-- start Data shown --

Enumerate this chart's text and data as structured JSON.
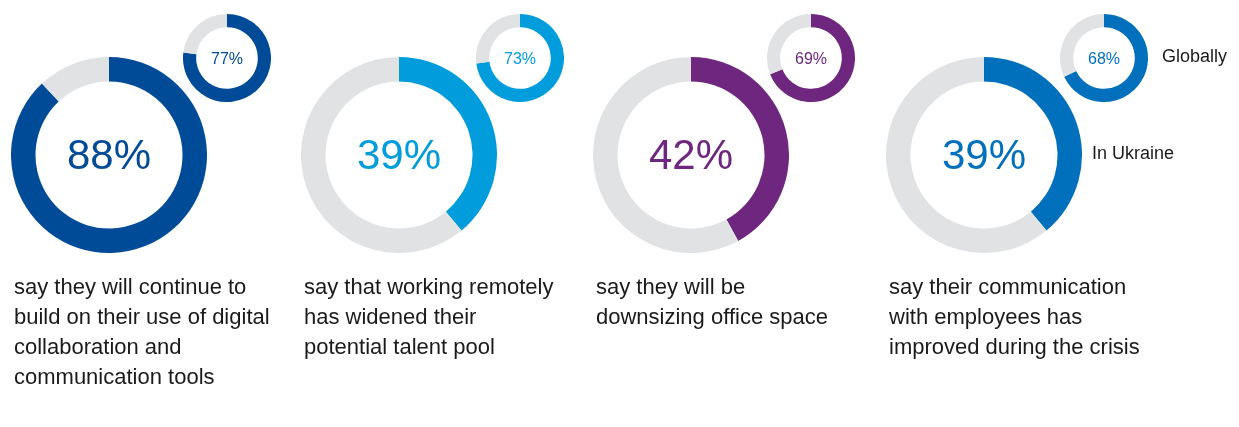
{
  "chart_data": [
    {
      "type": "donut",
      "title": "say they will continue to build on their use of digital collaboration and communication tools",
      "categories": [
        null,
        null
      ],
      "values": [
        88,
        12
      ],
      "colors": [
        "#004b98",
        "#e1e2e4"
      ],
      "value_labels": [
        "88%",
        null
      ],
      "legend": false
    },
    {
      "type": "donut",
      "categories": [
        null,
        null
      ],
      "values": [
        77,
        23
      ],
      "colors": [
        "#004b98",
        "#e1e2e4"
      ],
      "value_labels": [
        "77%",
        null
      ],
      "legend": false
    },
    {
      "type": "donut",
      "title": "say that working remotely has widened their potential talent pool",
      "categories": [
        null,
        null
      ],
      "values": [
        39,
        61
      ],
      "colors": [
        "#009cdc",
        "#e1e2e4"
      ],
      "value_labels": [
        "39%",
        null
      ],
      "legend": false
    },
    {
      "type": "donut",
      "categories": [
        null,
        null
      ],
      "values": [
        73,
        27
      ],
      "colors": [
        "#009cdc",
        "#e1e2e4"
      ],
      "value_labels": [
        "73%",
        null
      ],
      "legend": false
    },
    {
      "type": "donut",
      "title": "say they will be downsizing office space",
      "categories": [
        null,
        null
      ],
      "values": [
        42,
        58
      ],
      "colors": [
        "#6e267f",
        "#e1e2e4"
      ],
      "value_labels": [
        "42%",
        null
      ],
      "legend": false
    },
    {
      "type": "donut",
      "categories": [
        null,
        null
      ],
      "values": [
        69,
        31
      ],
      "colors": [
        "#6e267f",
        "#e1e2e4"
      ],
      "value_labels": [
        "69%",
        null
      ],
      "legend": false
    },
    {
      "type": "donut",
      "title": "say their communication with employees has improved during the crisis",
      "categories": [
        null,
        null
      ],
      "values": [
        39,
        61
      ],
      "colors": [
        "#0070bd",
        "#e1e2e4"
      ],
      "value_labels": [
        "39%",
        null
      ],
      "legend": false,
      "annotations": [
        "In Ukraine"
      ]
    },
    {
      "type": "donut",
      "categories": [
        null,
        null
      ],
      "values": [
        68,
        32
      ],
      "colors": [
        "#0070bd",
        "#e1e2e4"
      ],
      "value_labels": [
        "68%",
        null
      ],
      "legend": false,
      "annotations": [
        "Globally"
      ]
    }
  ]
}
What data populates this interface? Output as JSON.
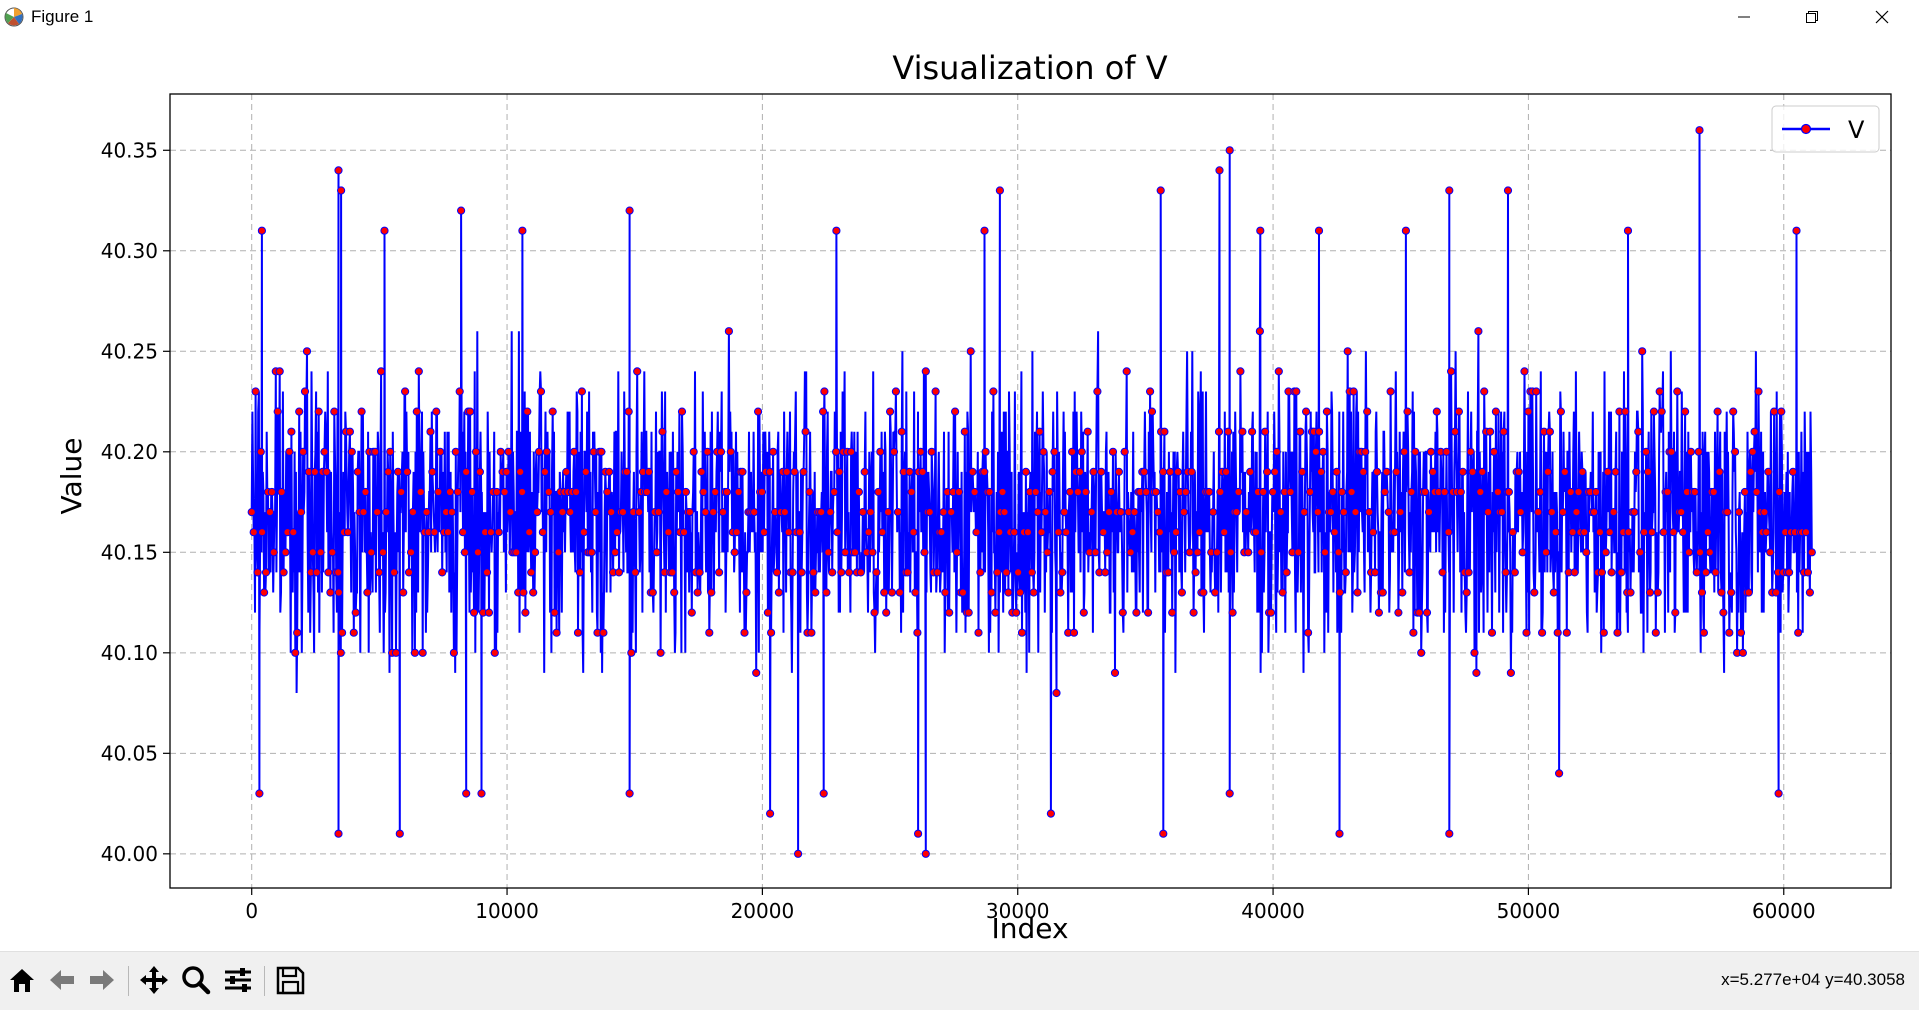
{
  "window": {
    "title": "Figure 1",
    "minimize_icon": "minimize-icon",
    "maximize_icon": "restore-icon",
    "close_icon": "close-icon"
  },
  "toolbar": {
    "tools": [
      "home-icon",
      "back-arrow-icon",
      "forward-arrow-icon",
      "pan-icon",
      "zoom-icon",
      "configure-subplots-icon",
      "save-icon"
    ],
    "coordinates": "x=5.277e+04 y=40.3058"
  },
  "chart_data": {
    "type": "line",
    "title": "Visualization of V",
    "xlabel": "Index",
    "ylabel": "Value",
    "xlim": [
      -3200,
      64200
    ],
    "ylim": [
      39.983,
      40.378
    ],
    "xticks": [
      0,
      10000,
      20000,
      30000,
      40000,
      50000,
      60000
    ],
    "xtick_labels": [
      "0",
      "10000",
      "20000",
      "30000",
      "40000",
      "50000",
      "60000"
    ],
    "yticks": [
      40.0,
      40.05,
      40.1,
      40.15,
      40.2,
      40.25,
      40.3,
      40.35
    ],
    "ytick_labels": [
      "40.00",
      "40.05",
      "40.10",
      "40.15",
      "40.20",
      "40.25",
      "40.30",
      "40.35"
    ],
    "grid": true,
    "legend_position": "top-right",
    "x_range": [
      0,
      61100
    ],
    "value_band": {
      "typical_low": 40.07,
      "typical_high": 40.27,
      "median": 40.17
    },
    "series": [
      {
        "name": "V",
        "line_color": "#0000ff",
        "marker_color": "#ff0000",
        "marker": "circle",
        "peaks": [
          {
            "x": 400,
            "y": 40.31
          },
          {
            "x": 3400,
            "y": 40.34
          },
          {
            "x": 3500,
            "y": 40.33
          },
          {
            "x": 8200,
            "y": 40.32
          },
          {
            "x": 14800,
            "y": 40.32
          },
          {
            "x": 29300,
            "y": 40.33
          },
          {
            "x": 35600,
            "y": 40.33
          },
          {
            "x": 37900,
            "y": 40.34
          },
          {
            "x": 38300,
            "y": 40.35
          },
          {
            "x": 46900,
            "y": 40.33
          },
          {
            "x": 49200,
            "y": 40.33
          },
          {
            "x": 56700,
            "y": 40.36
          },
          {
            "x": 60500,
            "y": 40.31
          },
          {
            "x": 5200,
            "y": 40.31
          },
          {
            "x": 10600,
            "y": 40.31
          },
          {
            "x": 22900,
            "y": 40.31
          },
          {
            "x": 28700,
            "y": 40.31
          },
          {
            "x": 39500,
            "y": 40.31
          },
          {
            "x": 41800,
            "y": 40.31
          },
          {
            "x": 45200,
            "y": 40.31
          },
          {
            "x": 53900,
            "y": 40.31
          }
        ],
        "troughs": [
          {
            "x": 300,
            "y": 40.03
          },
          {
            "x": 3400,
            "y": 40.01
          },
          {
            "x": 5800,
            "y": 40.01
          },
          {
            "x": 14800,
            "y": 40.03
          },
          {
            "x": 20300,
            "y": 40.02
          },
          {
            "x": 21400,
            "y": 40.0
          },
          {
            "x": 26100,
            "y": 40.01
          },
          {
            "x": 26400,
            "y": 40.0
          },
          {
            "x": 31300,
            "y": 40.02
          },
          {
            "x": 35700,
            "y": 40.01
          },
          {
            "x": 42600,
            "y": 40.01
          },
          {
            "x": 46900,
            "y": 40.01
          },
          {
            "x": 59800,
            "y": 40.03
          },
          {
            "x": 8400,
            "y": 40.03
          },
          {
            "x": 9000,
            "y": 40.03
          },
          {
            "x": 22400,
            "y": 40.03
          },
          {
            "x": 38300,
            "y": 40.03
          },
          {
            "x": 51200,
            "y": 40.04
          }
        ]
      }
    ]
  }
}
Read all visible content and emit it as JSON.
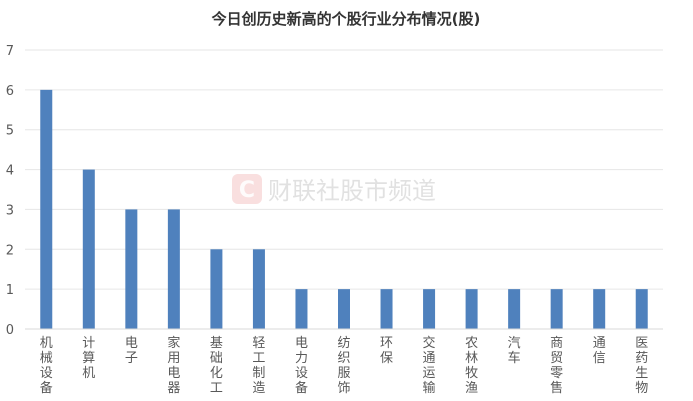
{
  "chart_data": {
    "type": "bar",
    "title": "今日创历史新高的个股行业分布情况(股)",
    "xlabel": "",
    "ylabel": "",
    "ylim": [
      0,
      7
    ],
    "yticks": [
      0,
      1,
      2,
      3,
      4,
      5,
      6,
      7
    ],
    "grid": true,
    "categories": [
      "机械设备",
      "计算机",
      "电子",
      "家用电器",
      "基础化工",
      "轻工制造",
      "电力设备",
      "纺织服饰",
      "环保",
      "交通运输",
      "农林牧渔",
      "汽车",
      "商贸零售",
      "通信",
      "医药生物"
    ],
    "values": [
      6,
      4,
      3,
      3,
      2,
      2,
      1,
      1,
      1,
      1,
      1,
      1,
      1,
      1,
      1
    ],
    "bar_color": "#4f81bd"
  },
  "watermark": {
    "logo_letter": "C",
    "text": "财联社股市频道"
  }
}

-- end Data shown --

» What is expected:
The pictures should not be reproduced; quote all of the other material exactly.

» Finished task:
Enumerate this chart's text and data as structured JSON.
{
  "chart_data": [
    {
      "type": "donut",
      "title": "say they will continue to build on their use of digital collaboration and communication tools",
      "categories": [
        null,
        null
      ],
      "values": [
        88,
        12
      ],
      "colors": [
        "#004b98",
        "#e1e2e4"
      ],
      "value_labels": [
        "88%",
        null
      ],
      "legend": false
    },
    {
      "type": "donut",
      "categories": [
        null,
        null
      ],
      "values": [
        77,
        23
      ],
      "colors": [
        "#004b98",
        "#e1e2e4"
      ],
      "value_labels": [
        "77%",
        null
      ],
      "legend": false
    },
    {
      "type": "donut",
      "title": "say that working remotely has widened their potential talent pool",
      "categories": [
        null,
        null
      ],
      "values": [
        39,
        61
      ],
      "colors": [
        "#009cdc",
        "#e1e2e4"
      ],
      "value_labels": [
        "39%",
        null
      ],
      "legend": false
    },
    {
      "type": "donut",
      "categories": [
        null,
        null
      ],
      "values": [
        73,
        27
      ],
      "colors": [
        "#009cdc",
        "#e1e2e4"
      ],
      "value_labels": [
        "73%",
        null
      ],
      "legend": false
    },
    {
      "type": "donut",
      "title": "say they will be downsizing office space",
      "categories": [
        null,
        null
      ],
      "values": [
        42,
        58
      ],
      "colors": [
        "#6e267f",
        "#e1e2e4"
      ],
      "value_labels": [
        "42%",
        null
      ],
      "legend": false
    },
    {
      "type": "donut",
      "categories": [
        null,
        null
      ],
      "values": [
        69,
        31
      ],
      "colors": [
        "#6e267f",
        "#e1e2e4"
      ],
      "value_labels": [
        "69%",
        null
      ],
      "legend": false
    },
    {
      "type": "donut",
      "title": "say their communication with employees has improved during the crisis",
      "categories": [
        null,
        null
      ],
      "values": [
        39,
        61
      ],
      "colors": [
        "#0070bd",
        "#e1e2e4"
      ],
      "value_labels": [
        "39%",
        null
      ],
      "legend": false,
      "annotations": [
        "In Ukraine"
      ]
    },
    {
      "type": "donut",
      "categories": [
        null,
        null
      ],
      "values": [
        68,
        32
      ],
      "colors": [
        "#0070bd",
        "#e1e2e4"
      ],
      "value_labels": [
        "68%",
        null
      ],
      "legend": false,
      "annotations": [
        "Globally"
      ]
    }
  ]
}
What data populates this interface? Output as JSON.
{
  "window": {
    "title": "Figure 1",
    "minimize_icon": "minimize-icon",
    "maximize_icon": "restore-icon",
    "close_icon": "close-icon"
  },
  "toolbar": {
    "tools": [
      "home-icon",
      "back-arrow-icon",
      "forward-arrow-icon",
      "pan-icon",
      "zoom-icon",
      "configure-subplots-icon",
      "save-icon"
    ],
    "coordinates": "x=5.277e+04 y=40.3058"
  },
  "chart_data": {
    "type": "line",
    "title": "Visualization of V",
    "xlabel": "Index",
    "ylabel": "Value",
    "xlim": [
      -3200,
      64200
    ],
    "ylim": [
      39.983,
      40.378
    ],
    "xticks": [
      0,
      10000,
      20000,
      30000,
      40000,
      50000,
      60000
    ],
    "xtick_labels": [
      "0",
      "10000",
      "20000",
      "30000",
      "40000",
      "50000",
      "60000"
    ],
    "yticks": [
      40.0,
      40.05,
      40.1,
      40.15,
      40.2,
      40.25,
      40.3,
      40.35
    ],
    "ytick_labels": [
      "40.00",
      "40.05",
      "40.10",
      "40.15",
      "40.20",
      "40.25",
      "40.30",
      "40.35"
    ],
    "grid": true,
    "legend_position": "top-right",
    "x_range": [
      0,
      61100
    ],
    "value_band": {
      "typical_low": 40.07,
      "typical_high": 40.27,
      "median": 40.17
    },
    "series": [
      {
        "name": "V",
        "line_color": "#0000ff",
        "marker_color": "#ff0000",
        "marker": "circle",
        "peaks": [
          {
            "x": 400,
            "y": 40.31
          },
          {
            "x": 3400,
            "y": 40.34
          },
          {
            "x": 3500,
            "y": 40.33
          },
          {
            "x": 8200,
            "y": 40.32
          },
          {
            "x": 14800,
            "y": 40.32
          },
          {
            "x": 29300,
            "y": 40.33
          },
          {
            "x": 35600,
            "y": 40.33
          },
          {
            "x": 37900,
            "y": 40.34
          },
          {
            "x": 38300,
            "y": 40.35
          },
          {
            "x": 46900,
            "y": 40.33
          },
          {
            "x": 49200,
            "y": 40.33
          },
          {
            "x": 56700,
            "y": 40.36
          },
          {
            "x": 60500,
            "y": 40.31
          },
          {
            "x": 5200,
            "y": 40.31
          },
          {
            "x": 10600,
            "y": 40.31
          },
          {
            "x": 22900,
            "y": 40.31
          },
          {
            "x": 28700,
            "y": 40.31
          },
          {
            "x": 39500,
            "y": 40.31
          },
          {
            "x": 41800,
            "y": 40.31
          },
          {
            "x": 45200,
            "y": 40.31
          },
          {
            "x": 53900,
            "y": 40.31
          }
        ],
        "troughs": [
          {
            "x": 300,
            "y": 40.03
          },
          {
            "x": 3400,
            "y": 40.01
          },
          {
            "x": 5800,
            "y": 40.01
          },
          {
            "x": 14800,
            "y": 40.03
          },
          {
            "x": 20300,
            "y": 40.02
          },
          {
            "x": 21400,
            "y": 40.0
          },
          {
            "x": 26100,
            "y": 40.01
          },
          {
            "x": 26400,
            "y": 40.0
          },
          {
            "x": 31300,
            "y": 40.02
          },
          {
            "x": 35700,
            "y": 40.01
          },
          {
            "x": 42600,
            "y": 40.01
          },
          {
            "x": 46900,
            "y": 40.01
          },
          {
            "x": 59800,
            "y": 40.03
          },
          {
            "x": 8400,
            "y": 40.03
          },
          {
            "x": 9000,
            "y": 40.03
          },
          {
            "x": 22400,
            "y": 40.03
          },
          {
            "x": 38300,
            "y": 40.03
          },
          {
            "x": 51200,
            "y": 40.04
          }
        ]
      }
    ]
  }
}
Read all visible content and emit it as JSON.
{
  "chart_data": {
    "type": "bar",
    "title": "今日创历史新高的个股行业分布情况(股)",
    "xlabel": "",
    "ylabel": "",
    "ylim": [
      0,
      7
    ],
    "yticks": [
      0,
      1,
      2,
      3,
      4,
      5,
      6,
      7
    ],
    "grid": true,
    "categories": [
      "机械设备",
      "计算机",
      "电子",
      "家用电器",
      "基础化工",
      "轻工制造",
      "电力设备",
      "纺织服饰",
      "环保",
      "交通运输",
      "农林牧渔",
      "汽车",
      "商贸零售",
      "通信",
      "医药生物"
    ],
    "values": [
      6,
      4,
      3,
      3,
      2,
      2,
      1,
      1,
      1,
      1,
      1,
      1,
      1,
      1,
      1
    ],
    "bar_color": "#4f81bd"
  },
  "watermark": {
    "logo_letter": "C",
    "text": "财联社股市频道"
  }
}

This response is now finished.